EXERCISE DESCRIPTION :: Filter these entries, keeping only lines that hold the word "this".

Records
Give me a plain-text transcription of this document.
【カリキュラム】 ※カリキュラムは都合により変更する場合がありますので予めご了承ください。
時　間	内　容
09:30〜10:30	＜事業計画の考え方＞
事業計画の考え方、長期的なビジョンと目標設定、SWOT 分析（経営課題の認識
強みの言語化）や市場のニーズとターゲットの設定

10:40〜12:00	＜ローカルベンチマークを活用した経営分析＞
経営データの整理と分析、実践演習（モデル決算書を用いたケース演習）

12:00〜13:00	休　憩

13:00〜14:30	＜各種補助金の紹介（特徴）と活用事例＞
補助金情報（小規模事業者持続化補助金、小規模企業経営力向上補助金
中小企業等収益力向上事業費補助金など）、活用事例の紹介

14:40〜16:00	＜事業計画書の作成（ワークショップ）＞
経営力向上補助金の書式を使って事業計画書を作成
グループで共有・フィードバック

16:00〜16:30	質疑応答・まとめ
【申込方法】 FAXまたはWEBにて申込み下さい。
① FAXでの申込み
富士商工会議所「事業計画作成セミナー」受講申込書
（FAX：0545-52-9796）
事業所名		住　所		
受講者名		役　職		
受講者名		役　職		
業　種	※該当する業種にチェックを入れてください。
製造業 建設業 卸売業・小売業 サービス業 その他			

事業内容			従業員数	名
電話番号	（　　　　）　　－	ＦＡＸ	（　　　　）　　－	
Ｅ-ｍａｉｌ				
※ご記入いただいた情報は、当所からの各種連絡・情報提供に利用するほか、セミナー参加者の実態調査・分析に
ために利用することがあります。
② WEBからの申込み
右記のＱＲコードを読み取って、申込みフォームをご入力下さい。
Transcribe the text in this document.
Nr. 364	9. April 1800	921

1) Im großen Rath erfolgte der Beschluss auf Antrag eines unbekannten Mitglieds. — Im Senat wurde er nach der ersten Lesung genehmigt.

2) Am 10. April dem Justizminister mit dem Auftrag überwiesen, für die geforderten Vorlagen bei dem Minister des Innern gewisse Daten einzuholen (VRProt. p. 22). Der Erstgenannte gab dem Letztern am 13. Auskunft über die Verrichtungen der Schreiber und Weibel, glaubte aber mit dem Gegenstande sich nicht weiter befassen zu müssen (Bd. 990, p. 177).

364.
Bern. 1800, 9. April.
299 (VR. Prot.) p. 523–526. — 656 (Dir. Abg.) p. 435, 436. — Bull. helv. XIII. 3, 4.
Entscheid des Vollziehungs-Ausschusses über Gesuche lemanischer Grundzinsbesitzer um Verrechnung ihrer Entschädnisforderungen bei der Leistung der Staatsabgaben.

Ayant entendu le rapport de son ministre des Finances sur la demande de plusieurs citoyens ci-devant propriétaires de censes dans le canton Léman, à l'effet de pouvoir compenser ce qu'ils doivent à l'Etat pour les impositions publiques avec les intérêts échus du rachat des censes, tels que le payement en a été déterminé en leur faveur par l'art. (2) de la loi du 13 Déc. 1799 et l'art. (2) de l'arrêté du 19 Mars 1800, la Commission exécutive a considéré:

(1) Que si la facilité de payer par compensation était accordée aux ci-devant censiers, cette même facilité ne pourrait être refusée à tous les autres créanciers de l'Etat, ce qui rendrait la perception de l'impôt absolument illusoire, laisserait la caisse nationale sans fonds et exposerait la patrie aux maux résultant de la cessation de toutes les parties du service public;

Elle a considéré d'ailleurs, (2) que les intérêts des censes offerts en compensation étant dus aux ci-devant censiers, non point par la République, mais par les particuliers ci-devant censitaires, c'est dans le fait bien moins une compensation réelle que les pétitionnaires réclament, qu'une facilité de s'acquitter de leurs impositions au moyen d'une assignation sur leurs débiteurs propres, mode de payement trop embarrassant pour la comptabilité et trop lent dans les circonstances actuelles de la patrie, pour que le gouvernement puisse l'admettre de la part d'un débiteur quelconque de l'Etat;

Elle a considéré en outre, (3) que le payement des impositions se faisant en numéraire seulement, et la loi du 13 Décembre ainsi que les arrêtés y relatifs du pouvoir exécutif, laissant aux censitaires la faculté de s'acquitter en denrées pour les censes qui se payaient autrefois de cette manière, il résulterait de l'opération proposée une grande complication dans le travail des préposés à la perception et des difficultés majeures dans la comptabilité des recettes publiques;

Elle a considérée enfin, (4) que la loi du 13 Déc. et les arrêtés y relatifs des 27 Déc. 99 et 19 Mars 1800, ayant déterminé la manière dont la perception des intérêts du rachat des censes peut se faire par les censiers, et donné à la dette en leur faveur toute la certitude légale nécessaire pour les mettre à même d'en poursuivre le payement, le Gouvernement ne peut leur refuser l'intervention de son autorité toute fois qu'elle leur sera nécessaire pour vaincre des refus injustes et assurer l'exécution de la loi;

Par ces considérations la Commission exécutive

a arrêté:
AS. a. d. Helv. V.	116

EXERCISE RESULT ::
Give me a plain-text transcription of this document.
Transcribe the text in this document.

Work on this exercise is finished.